### [CHALLENGE]
Extract the lines that hold the string "with".

### [MATERIAL SUPPLIED]

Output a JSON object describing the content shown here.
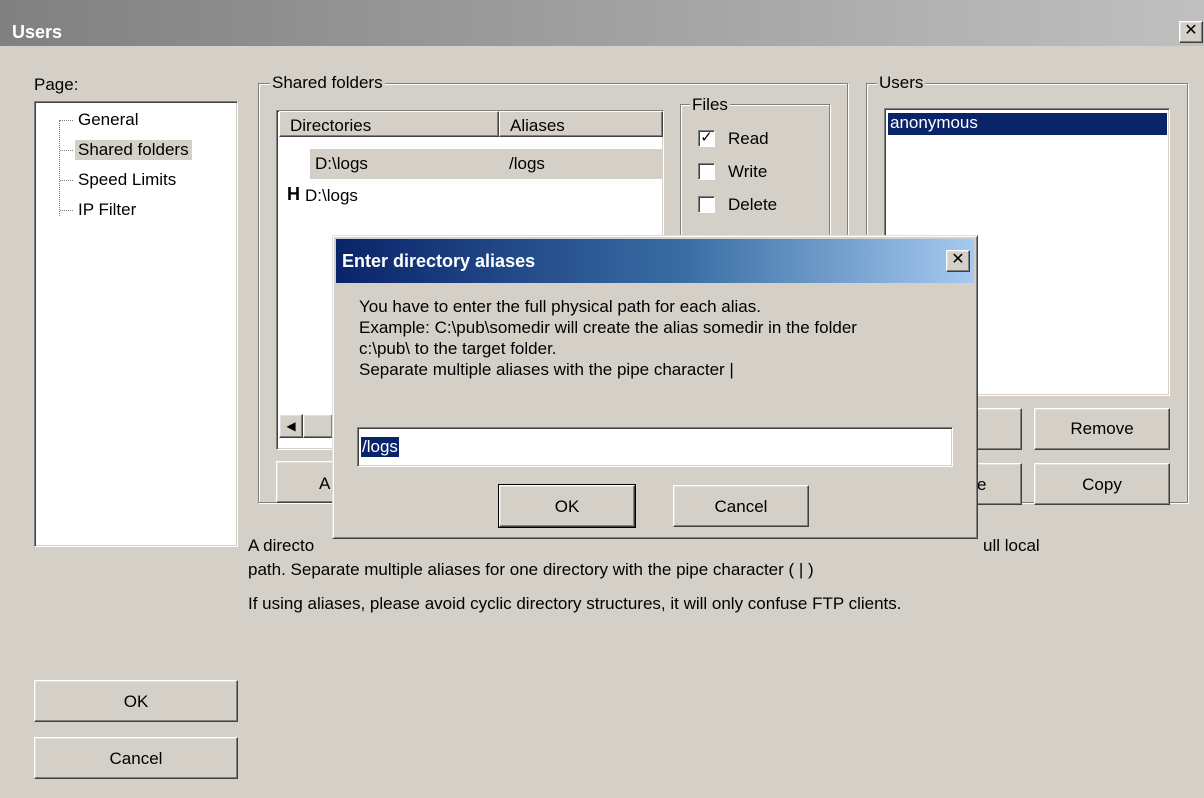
{
  "window": {
    "title": "Users",
    "close_glyph": "✕"
  },
  "page_panel": {
    "label": "Page:",
    "items": [
      "General",
      "Shared folders",
      "Speed Limits",
      "IP Filter"
    ],
    "selected_index": 1
  },
  "shared_folders": {
    "label": "Shared folders",
    "columns": [
      "Directories",
      "Aliases"
    ],
    "rows": [
      {
        "marker": "",
        "directory": "D:\\logs",
        "alias": "/logs"
      },
      {
        "marker": "H",
        "directory": "D:\\logs",
        "alias": ""
      }
    ],
    "add_button_partial": "A"
  },
  "files_group": {
    "label": "Files",
    "checkboxes": [
      {
        "label": "Read",
        "checked": true
      },
      {
        "label": "Write",
        "checked": false
      },
      {
        "label": "Delete",
        "checked": false
      }
    ]
  },
  "users_group": {
    "label": "Users",
    "users": [
      "anonymous"
    ],
    "remove_label": "Remove",
    "copy_label": "Copy",
    "partial_button": "e"
  },
  "help_text": {
    "line1_left": "A directo",
    "line1_right": "ull local",
    "line2": "path. Separate multiple aliases for one directory with the pipe character ( | )",
    "line3": "If using aliases, please avoid cyclic directory structures, it will only confuse FTP clients."
  },
  "main_buttons": {
    "ok": "OK",
    "cancel": "Cancel"
  },
  "dialog": {
    "title": "Enter directory aliases",
    "message_lines": [
      "You have to enter the full physical path for each alias.",
      "Example: C:\\pub\\somedir will create the alias somedir in the folder",
      "c:\\pub\\ to the target folder.",
      "Separate multiple aliases with the pipe character |"
    ],
    "input_value": "/logs",
    "ok_label": "OK",
    "cancel_label": "Cancel"
  },
  "colors": {
    "face": "#d4d0c8",
    "selection": "#0a246a",
    "active_title_start": "#0a246a",
    "active_title_end": "#a6caf0",
    "inactive_title": "#808080"
  }
}
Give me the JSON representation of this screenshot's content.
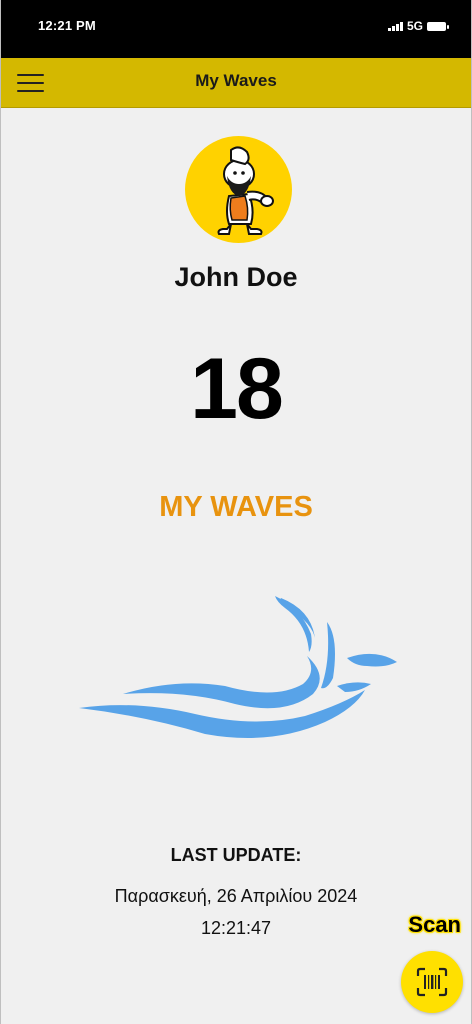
{
  "status_bar": {
    "time": "12:21 PM",
    "network": "5G",
    "icons": [
      "signal-icon",
      "battery-icon"
    ]
  },
  "app_bar": {
    "title": "My Waves",
    "menu_icon": "hamburger-menu-icon",
    "color": "#d4b800"
  },
  "profile": {
    "avatar_icon": "caveman-mascot-avatar",
    "name": "John Doe"
  },
  "waves": {
    "count": "18",
    "title": "MY WAVES",
    "title_color": "#e8930f",
    "wave_color": "#58a3e8"
  },
  "last_update": {
    "label": "LAST UPDATE:",
    "date": "Παρασκευή, 26 Απριλίου 2024",
    "time": "12:21:47"
  },
  "scan": {
    "label": "Scan",
    "icon": "barcode-scan-icon",
    "button_color": "#ffe000"
  }
}
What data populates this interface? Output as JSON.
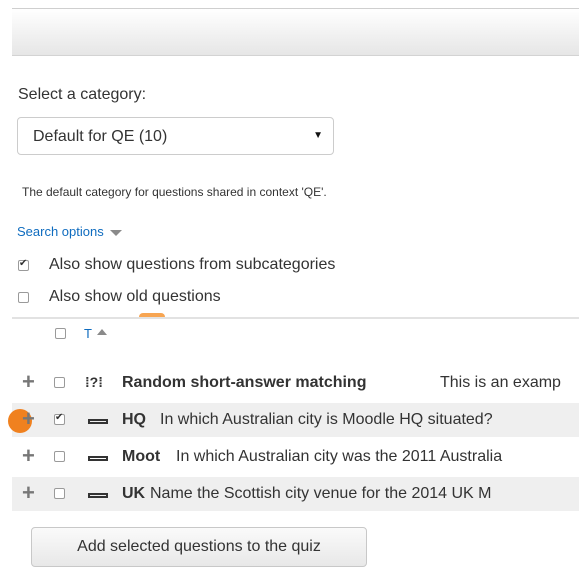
{
  "category": {
    "label": "Select a category:",
    "selected": "Default for QE (10)",
    "description": "The default category for questions shared in context 'QE'."
  },
  "search": {
    "toggle_label": "Search options",
    "options": [
      {
        "label": "Also show questions from subcategories",
        "checked": true
      },
      {
        "label": "Also show old questions",
        "checked": false
      }
    ]
  },
  "table": {
    "type_header": "T",
    "rows": [
      {
        "name": "Random short-answer matching",
        "text": "This is an examp",
        "checked": false,
        "icon": "random-short-answer-icon"
      },
      {
        "name": "HQ",
        "text": "In which Australian city is Moodle HQ situated?",
        "checked": true,
        "icon": "short-answer-icon"
      },
      {
        "name": "Moot",
        "text": "In which Australian city was the 2011 Australia",
        "checked": false,
        "icon": "short-answer-icon"
      },
      {
        "name": "UK",
        "text": "Name  the Scottish city venue for the 2014 UK M",
        "checked": false,
        "icon": "short-answer-icon"
      }
    ]
  },
  "actions": {
    "add_label": "Add selected questions to the quiz"
  },
  "colors": {
    "link": "#0f6cbf",
    "highlight": "#f0811f"
  }
}
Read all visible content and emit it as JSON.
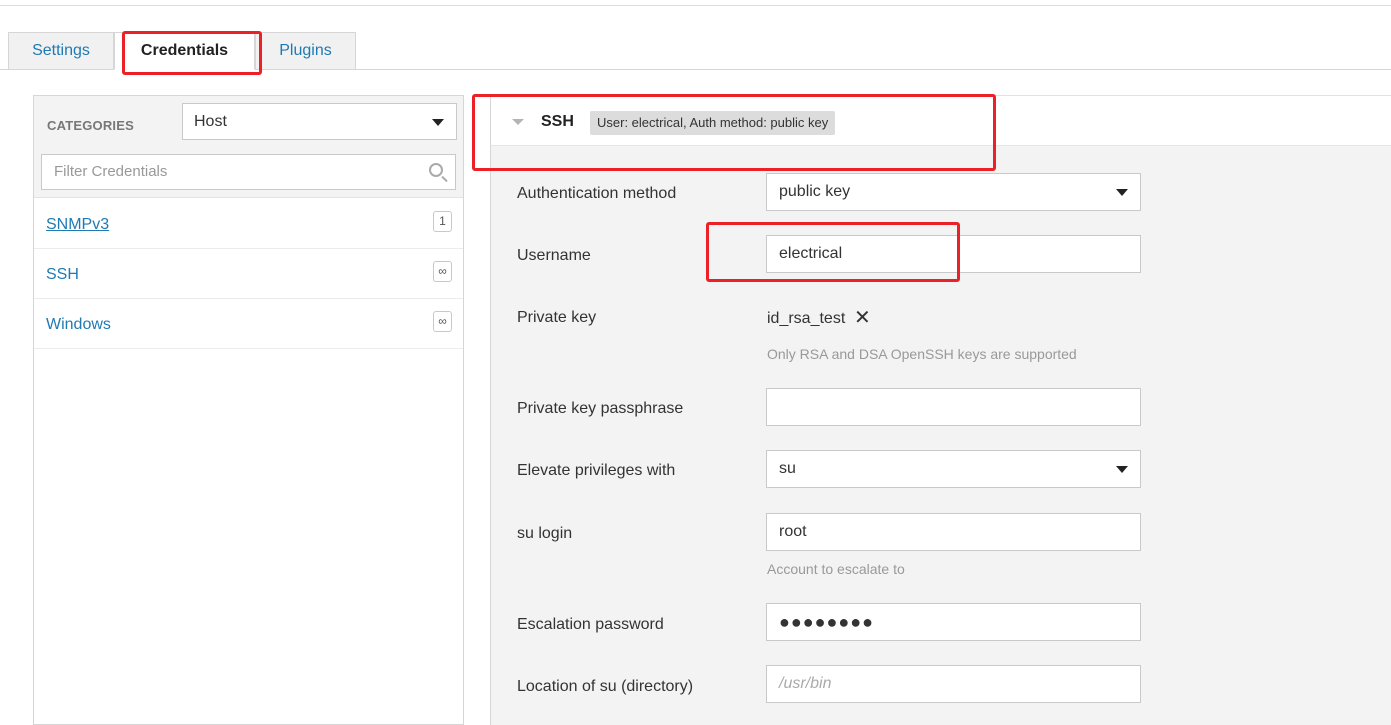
{
  "tabs": [
    {
      "label": "Settings",
      "active": false
    },
    {
      "label": "Credentials",
      "active": true
    },
    {
      "label": "Plugins",
      "active": false
    }
  ],
  "categories": {
    "label": "CATEGORIES",
    "selected": "Host",
    "filter_placeholder": "Filter Credentials",
    "items": [
      {
        "label": "SNMPv3",
        "badge": "1"
      },
      {
        "label": "SSH",
        "badge": "∞"
      },
      {
        "label": "Windows",
        "badge": "∞"
      }
    ]
  },
  "ssh": {
    "title": "SSH",
    "summary": "User: electrical, Auth method: public key",
    "fields": {
      "auth_method": {
        "label": "Authentication method",
        "value": "public key"
      },
      "username": {
        "label": "Username",
        "value": "electrical"
      },
      "private_key": {
        "label": "Private key",
        "value": "id_rsa_test",
        "help": "Only RSA and DSA OpenSSH keys are supported"
      },
      "passphrase": {
        "label": "Private key passphrase",
        "value": ""
      },
      "elevate": {
        "label": "Elevate privileges with",
        "value": "su"
      },
      "su_login": {
        "label": "su login",
        "value": "root",
        "help": "Account to escalate to"
      },
      "escalation_password": {
        "label": "Escalation password",
        "value": "●●●●●●●●"
      },
      "su_location": {
        "label": "Location of su (directory)",
        "placeholder": "/usr/bin"
      }
    }
  },
  "colors": {
    "highlight": "#ec2027",
    "link": "#1f7ab3"
  }
}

### [EXPECTED OUTPUT]
    "line2": "path. Separate multiple aliases for one directory with the pipe character ( | )",
      "Separate multiple aliases with the pipe character |"
        "label": "Elevate privileges with",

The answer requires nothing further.